Written instruction –
Find the string "tipu" in the records. Copy every line it appears in.

^^^^^^^^^^^^^^^^

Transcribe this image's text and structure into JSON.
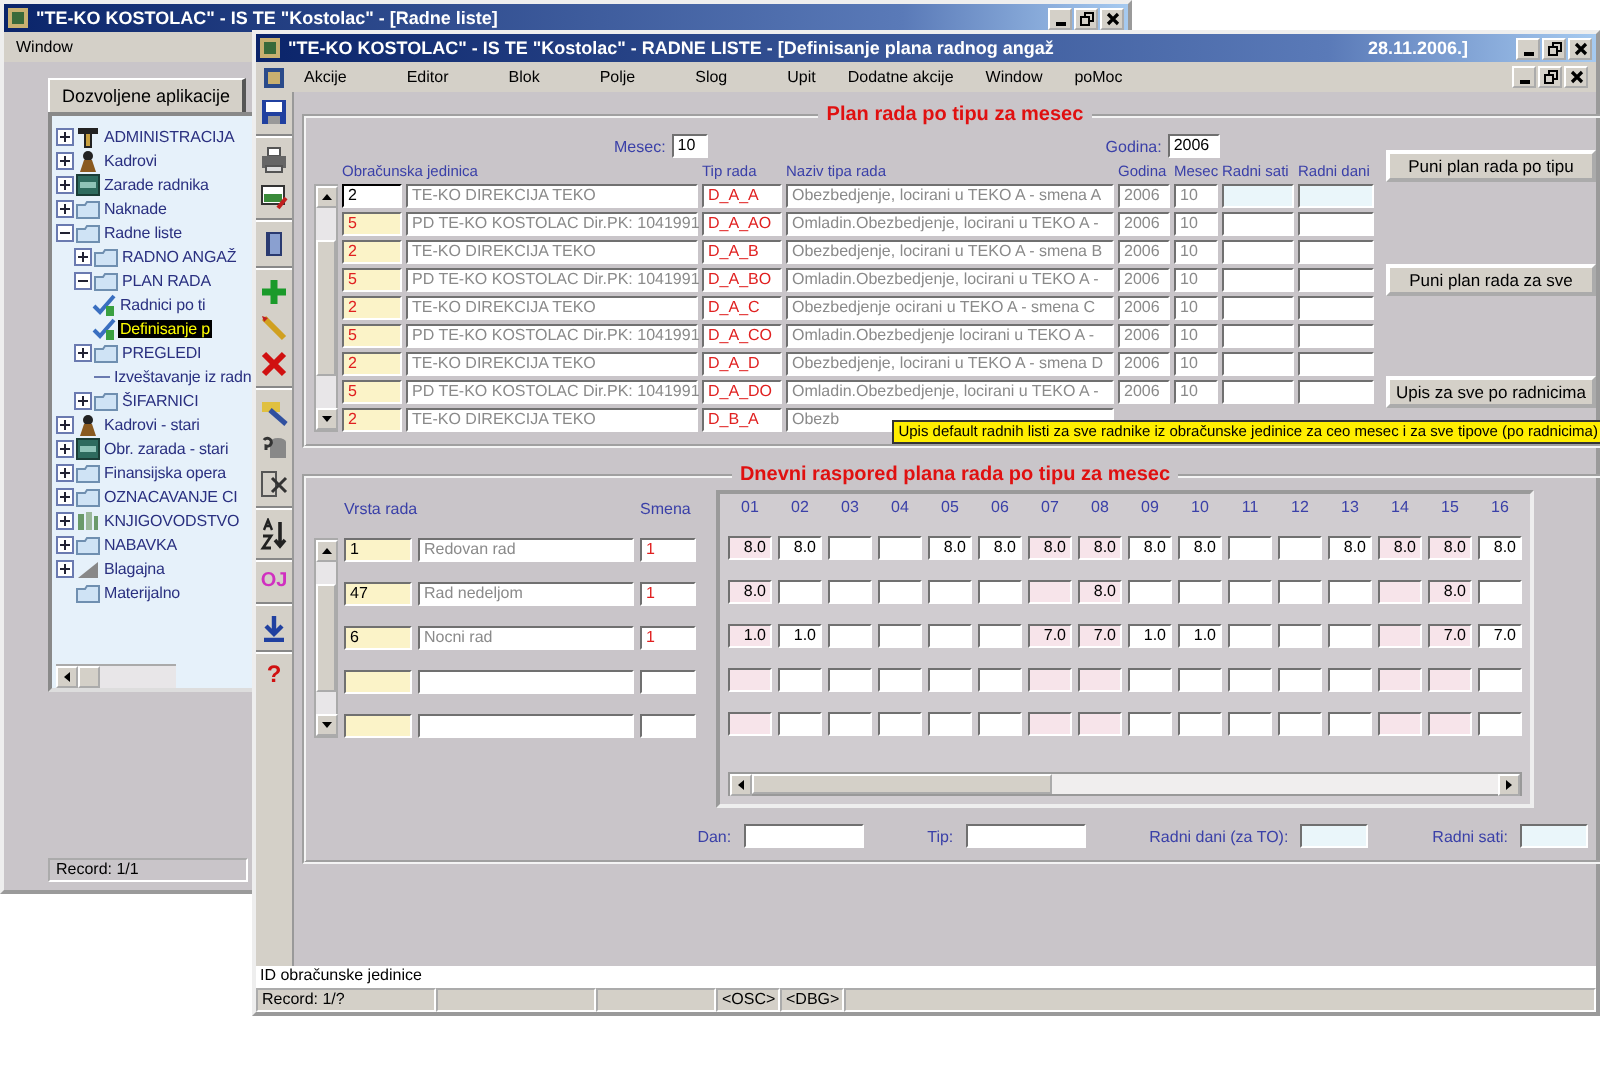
{
  "outer_window": {
    "title": "\"TE-KO KOSTOLAC\" - IS TE \"Kostolac\" - [Radne liste]",
    "menu": [
      "Window"
    ],
    "tab": "Dozvoljene aplikacije",
    "tree": [
      {
        "label": "ADMINISTRACIJA",
        "kind": "admin",
        "expanded": false,
        "selected": false
      },
      {
        "label": "Kadrovi",
        "kind": "person",
        "expanded": false,
        "selected": false
      },
      {
        "label": "Zarade radnika",
        "kind": "money",
        "expanded": false,
        "selected": false
      },
      {
        "label": "Naknade",
        "kind": "folder",
        "expanded": false,
        "selected": false
      },
      {
        "label": "Radne liste",
        "kind": "folder",
        "expanded": true,
        "selected": false,
        "children": [
          {
            "label": "RADNO ANGAŽ",
            "kind": "folder",
            "expanded": false,
            "selected": false
          },
          {
            "label": "PLAN RADA",
            "kind": "folder",
            "expanded": true,
            "selected": false,
            "children": [
              {
                "label": "Radnici po ti",
                "kind": "form",
                "selected": false
              },
              {
                "label": "Definisanje p",
                "kind": "form",
                "selected": true
              }
            ]
          },
          {
            "label": "PREGLEDI",
            "kind": "folder",
            "expanded": false,
            "selected": false
          },
          {
            "label": "Izveštavanje iz radn",
            "kind": "report",
            "selected": false
          },
          {
            "label": "ŠIFARNICI",
            "kind": "folder",
            "expanded": false,
            "selected": false
          }
        ]
      },
      {
        "label": "Kadrovi - stari",
        "kind": "person",
        "expanded": false,
        "selected": false
      },
      {
        "label": "Obr. zarada - stari",
        "kind": "money",
        "expanded": false,
        "selected": false
      },
      {
        "label": "Finansijska opera",
        "kind": "folder",
        "expanded": false,
        "selected": false
      },
      {
        "label": "OZNACAVANJE CI",
        "kind": "folder",
        "expanded": false,
        "selected": false
      },
      {
        "label": "KNJIGOVODSTVO",
        "kind": "books",
        "expanded": false,
        "selected": false
      },
      {
        "label": "NABAVKA",
        "kind": "folder",
        "expanded": false,
        "selected": false
      },
      {
        "label": "Blagajna",
        "kind": "scale",
        "expanded": false,
        "selected": false
      },
      {
        "label": "Materijalno",
        "kind": "folder",
        "selected": false
      }
    ],
    "status": "Record: 1/1"
  },
  "inner_window": {
    "title": "\"TE-KO KOSTOLAC\" - IS TE \"Kostolac\" - RADNE LISTE - [Definisanje plana radnog angaž",
    "date": "28.11.2006.]",
    "menu": [
      "Akcije",
      "Editor",
      "Blok",
      "Polje",
      "Slog",
      "Upit",
      "Dodatne akcije",
      "Window",
      "poMoc"
    ],
    "toolbar": [
      {
        "kind": "save"
      },
      {
        "kind": "separator"
      },
      {
        "kind": "print"
      },
      {
        "kind": "preview"
      },
      {
        "kind": "separator"
      },
      {
        "kind": "exit"
      },
      {
        "kind": "separator"
      },
      {
        "kind": "add"
      },
      {
        "kind": "edit"
      },
      {
        "kind": "delete"
      },
      {
        "kind": "separator"
      },
      {
        "kind": "query"
      },
      {
        "kind": "execute"
      },
      {
        "kind": "cut"
      },
      {
        "kind": "separator"
      },
      {
        "kind": "sort"
      },
      {
        "kind": "separator"
      },
      {
        "kind": "text",
        "label": "OJ"
      },
      {
        "kind": "separator"
      },
      {
        "kind": "download"
      },
      {
        "kind": "separator"
      },
      {
        "kind": "help",
        "label": "?"
      }
    ],
    "top_panel": {
      "title": "Plan rada po tipu za mesec",
      "month_label": "Mesec:",
      "month": "10",
      "year_label": "Godina:",
      "year": "2006",
      "columns": [
        "Obračunska jedinica",
        "Tip rada",
        "Naziv tipa rada",
        "Godina",
        "Mesec",
        "Radni sati",
        "Radni dani"
      ],
      "rows": [
        {
          "selected": true,
          "unit_id": "2",
          "unit": "TE-KO DIREKCIJA TEKO",
          "type": "D_A_A",
          "type_name": "Obezbedjenje, locirani u TEKO A - smena A",
          "year": "2006",
          "month": "10"
        },
        {
          "selected": false,
          "unit_id": "5",
          "unit": "PD TE-KO KOSTOLAC  Dir.PK: 1041991",
          "type": "D_A_AO",
          "type_name": "Omladin.Obezbedjenje, locirani u TEKO A -",
          "year": "2006",
          "month": "10"
        },
        {
          "selected": false,
          "unit_id": "2",
          "unit": "TE-KO DIREKCIJA TEKO",
          "type": "D_A_B",
          "type_name": "Obezbedjenje, locirani u TEKO A - smena B",
          "year": "2006",
          "month": "10"
        },
        {
          "selected": false,
          "unit_id": "5",
          "unit": "PD TE-KO KOSTOLAC  Dir.PK: 1041991",
          "type": "D_A_BO",
          "type_name": "Omladin.Obezbedjenje, locirani u TEKO A -",
          "year": "2006",
          "month": "10"
        },
        {
          "selected": false,
          "unit_id": "2",
          "unit": "TE-KO DIREKCIJA TEKO",
          "type": "D_A_C",
          "type_name": "Obezbedjenje  ocirani u TEKO A - smena C",
          "year": "2006",
          "month": "10"
        },
        {
          "selected": false,
          "unit_id": "5",
          "unit": "PD TE-KO KOSTOLAC  Dir.PK: 1041991",
          "type": "D_A_CO",
          "type_name": "Omladin.Obezbedjenje locirani u TEKO A -",
          "year": "2006",
          "month": "10"
        },
        {
          "selected": false,
          "unit_id": "2",
          "unit": "TE-KO DIREKCIJA TEKO",
          "type": "D_A_D",
          "type_name": "Obezbedjenje, locirani u TEKO A - smena D",
          "year": "2006",
          "month": "10"
        },
        {
          "selected": false,
          "unit_id": "5",
          "unit": "PD TE-KO KOSTOLAC  Dir.PK: 1041991",
          "type": "D_A_DO",
          "type_name": "Omladin.Obezbedjenje, locirani u TEKO A -",
          "year": "2006",
          "month": "10"
        },
        {
          "selected": false,
          "unit_id": "2",
          "unit": "TE-KO DIREKCIJA TEKO",
          "type": "D_B_A",
          "type_name": "Obezb"
        }
      ],
      "buttons": [
        "Puni plan rada po tipu",
        "Puni plan rada za sve",
        "Upis za sve po radnicima"
      ],
      "tooltip": "Upis default radnih listi za sve radnike iz obračunske jedinice za ceo mesec i za sve tipove (po radnicima)"
    },
    "bottom_panel": {
      "title": "Dnevni raspored plana rada po tipu za mesec",
      "columns": [
        "Vrsta rada",
        "Smena"
      ],
      "days": [
        {
          "label": "01",
          "weekend": true
        },
        {
          "label": "02",
          "weekend": false
        },
        {
          "label": "03",
          "weekend": false
        },
        {
          "label": "04",
          "weekend": false
        },
        {
          "label": "05",
          "weekend": false
        },
        {
          "label": "06",
          "weekend": false
        },
        {
          "label": "07",
          "weekend": true
        },
        {
          "label": "08",
          "weekend": true
        },
        {
          "label": "09",
          "weekend": false
        },
        {
          "label": "10",
          "weekend": false
        },
        {
          "label": "11",
          "weekend": false
        },
        {
          "label": "12",
          "weekend": false
        },
        {
          "label": "13",
          "weekend": false
        },
        {
          "label": "14",
          "weekend": true
        },
        {
          "label": "15",
          "weekend": true
        },
        {
          "label": "16",
          "weekend": false
        }
      ],
      "rows": [
        {
          "code": "1",
          "name": "Redovan rad",
          "shift": "1",
          "hours": [
            {
              "kind": "hours",
              "value": "8.0"
            },
            {
              "kind": "hours",
              "value": "8.0"
            },
            {
              "kind": "blank"
            },
            {
              "kind": "blank"
            },
            {
              "kind": "hours",
              "value": "8.0"
            },
            {
              "kind": "hours",
              "value": "8.0"
            },
            {
              "kind": "hours",
              "value": "8.0"
            },
            {
              "kind": "hours",
              "value": "8.0"
            },
            {
              "kind": "hours",
              "value": "8.0"
            },
            {
              "kind": "hours",
              "value": "8.0"
            },
            {
              "kind": "blank"
            },
            {
              "kind": "blank"
            },
            {
              "kind": "hours",
              "value": "8.0"
            },
            {
              "kind": "hours",
              "value": "8.0"
            },
            {
              "kind": "hours",
              "value": "8.0"
            },
            {
              "kind": "hours",
              "value": "8.0"
            }
          ]
        },
        {
          "code": "47",
          "name": "Rad nedeljom",
          "shift": "1",
          "hours": [
            {
              "kind": "hours",
              "value": "8.0"
            },
            {
              "kind": "blank"
            },
            {
              "kind": "blank"
            },
            {
              "kind": "blank"
            },
            {
              "kind": "blank"
            },
            {
              "kind": "blank"
            },
            {
              "kind": "blank"
            },
            {
              "kind": "hours",
              "value": "8.0"
            },
            {
              "kind": "blank"
            },
            {
              "kind": "blank"
            },
            {
              "kind": "blank"
            },
            {
              "kind": "blank"
            },
            {
              "kind": "blank"
            },
            {
              "kind": "blank"
            },
            {
              "kind": "hours",
              "value": "8.0"
            },
            {
              "kind": "blank"
            }
          ]
        },
        {
          "code": "6",
          "name": "Nocni rad",
          "shift": "1",
          "hours": [
            {
              "kind": "hours",
              "value": "1.0"
            },
            {
              "kind": "hours",
              "value": "1.0"
            },
            {
              "kind": "blank"
            },
            {
              "kind": "blank"
            },
            {
              "kind": "blank"
            },
            {
              "kind": "blank"
            },
            {
              "kind": "hours",
              "value": "7.0"
            },
            {
              "kind": "hours",
              "value": "7.0"
            },
            {
              "kind": "hours",
              "value": "1.0"
            },
            {
              "kind": "hours",
              "value": "1.0"
            },
            {
              "kind": "blank"
            },
            {
              "kind": "blank"
            },
            {
              "kind": "blank"
            },
            {
              "kind": "blank"
            },
            {
              "kind": "hours",
              "value": "7.0"
            },
            {
              "kind": "hours",
              "value": "7.0"
            }
          ]
        },
        {
          "hours": [
            {
              "kind": "blank"
            },
            {
              "kind": "blank"
            },
            {
              "kind": "blank"
            },
            {
              "kind": "blank"
            },
            {
              "kind": "blank"
            },
            {
              "kind": "blank"
            },
            {
              "kind": "blank"
            },
            {
              "kind": "blank"
            },
            {
              "kind": "blank"
            },
            {
              "kind": "blank"
            },
            {
              "kind": "blank"
            },
            {
              "kind": "blank"
            },
            {
              "kind": "blank"
            },
            {
              "kind": "blank"
            },
            {
              "kind": "blank"
            },
            {
              "kind": "blank"
            }
          ]
        },
        {
          "hours": [
            {
              "kind": "blank"
            },
            {
              "kind": "blank"
            },
            {
              "kind": "blank"
            },
            {
              "kind": "blank"
            },
            {
              "kind": "blank"
            },
            {
              "kind": "blank"
            },
            {
              "kind": "blank"
            },
            {
              "kind": "blank"
            },
            {
              "kind": "blank"
            },
            {
              "kind": "blank"
            },
            {
              "kind": "blank"
            },
            {
              "kind": "blank"
            },
            {
              "kind": "blank"
            },
            {
              "kind": "blank"
            },
            {
              "kind": "blank"
            },
            {
              "kind": "blank"
            }
          ]
        }
      ],
      "fields": [
        {
          "label": "Dan:",
          "kind": "plain"
        },
        {
          "label": "Tip:",
          "kind": "plain"
        },
        {
          "label": "Radni dani (za TO):",
          "kind": "readonly"
        },
        {
          "label": "Radni sati:",
          "kind": "readonly"
        }
      ]
    },
    "hint": "ID obračunske jedinice",
    "status": [
      "Record: 1/?",
      "<OSC>",
      "<DBG>"
    ]
  }
}
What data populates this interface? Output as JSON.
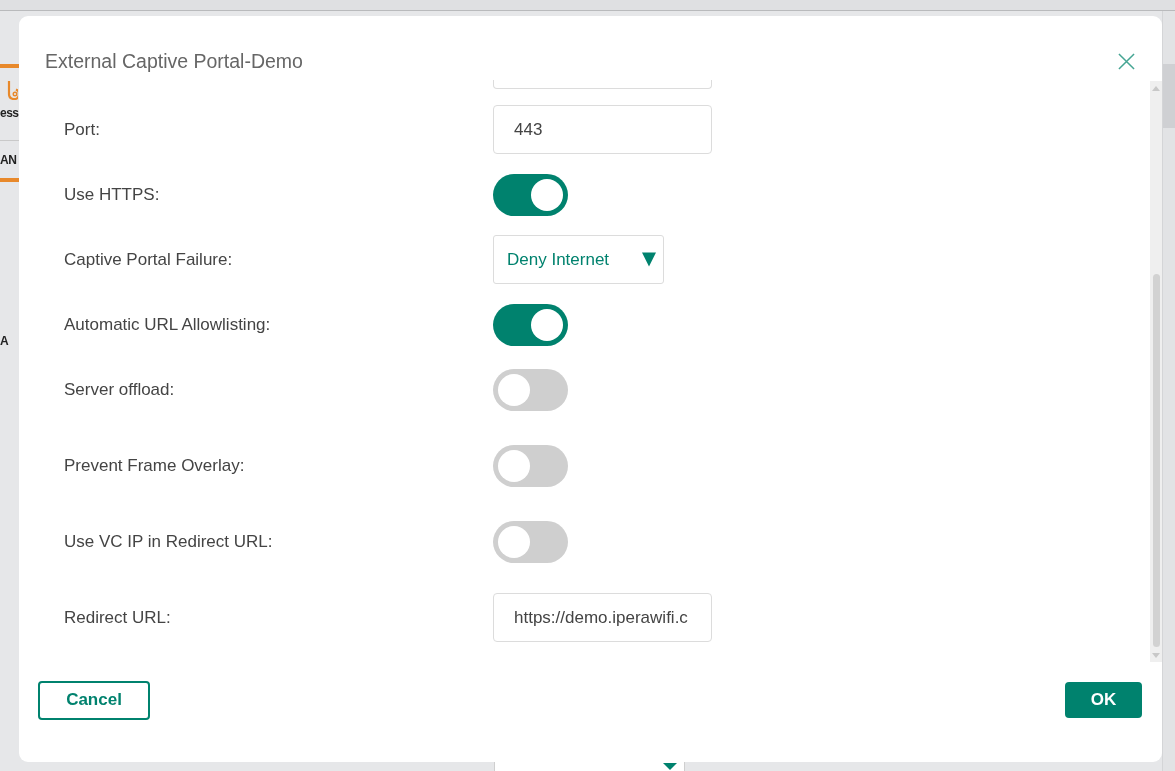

^^^^^^^^^^^^^^^^

Completed task –
      "title": "Plan rada po tipu za mesec",
        "Puni plan rada po tipu",
      "title": "Dnevni raspored plana rada po tipu za mesec",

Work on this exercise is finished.